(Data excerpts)
··········
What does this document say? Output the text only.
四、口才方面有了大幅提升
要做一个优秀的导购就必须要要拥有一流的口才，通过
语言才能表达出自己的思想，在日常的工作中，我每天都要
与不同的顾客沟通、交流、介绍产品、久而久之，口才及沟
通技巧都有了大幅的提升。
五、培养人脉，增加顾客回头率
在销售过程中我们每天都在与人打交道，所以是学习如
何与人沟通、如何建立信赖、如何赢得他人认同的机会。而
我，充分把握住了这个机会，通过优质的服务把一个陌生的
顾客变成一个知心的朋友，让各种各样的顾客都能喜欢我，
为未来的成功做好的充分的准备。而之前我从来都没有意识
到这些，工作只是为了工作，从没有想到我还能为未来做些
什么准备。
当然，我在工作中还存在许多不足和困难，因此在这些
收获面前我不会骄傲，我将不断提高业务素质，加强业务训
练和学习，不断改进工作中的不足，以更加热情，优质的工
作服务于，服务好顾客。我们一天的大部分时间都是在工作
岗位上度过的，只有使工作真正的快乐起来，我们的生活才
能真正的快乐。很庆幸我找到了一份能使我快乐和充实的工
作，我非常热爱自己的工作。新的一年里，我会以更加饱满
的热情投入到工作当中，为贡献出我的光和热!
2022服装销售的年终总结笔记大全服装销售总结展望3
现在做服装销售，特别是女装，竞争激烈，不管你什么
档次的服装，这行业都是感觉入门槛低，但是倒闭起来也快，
··········
» Challenge:
Repeat the records above in full, character for character.

» Response to the task:
What does this document say? Output the text only.
四、口才方面有了大幅提升
要做一个优秀的导购就必须要要拥有一流的口才，通过
语言才能表达出自己的思想，在日常的工作中，我每天都要
与不同的顾客沟通、交流、介绍产品、久而久之，口才及沟
通技巧都有了大幅的提升。
五、培养人脉，增加顾客回头率
在销售过程中我们每天都在与人打交道，所以是学习如
何与人沟通、如何建立信赖、如何赢得他人认同的机会。而
我，充分把握住了这个机会，通过优质的服务把一个陌生的
顾客变成一个知心的朋友，让各种各样的顾客都能喜欢我，
为未来的成功做好的充分的准备。而之前我从来都没有意识
到这些，工作只是为了工作，从没有想到我还能为未来做些
什么准备。
当然，我在工作中还存在许多不足和困难，因此在这些
收获面前我不会骄傲，我将不断提高业务素质，加强业务训
练和学习，不断改进工作中的不足，以更加热情，优质的工
作服务于，服务好顾客。我们一天的大部分时间都是在工作
岗位上度过的，只有使工作真正的快乐起来，我们的生活才
能真正的快乐。很庆幸我找到了一份能使我快乐和充实的工
作，我非常热爱自己的工作。新的一年里，我会以更加饱满
的热情投入到工作当中，为贡献出我的光和热!
2022服装销售的年终总结笔记大全服装销售总结展望3
现在做服装销售，特别是女装，竞争激烈，不管你什么
档次的服装，这行业都是感觉入门槛低，但是倒闭起来也快，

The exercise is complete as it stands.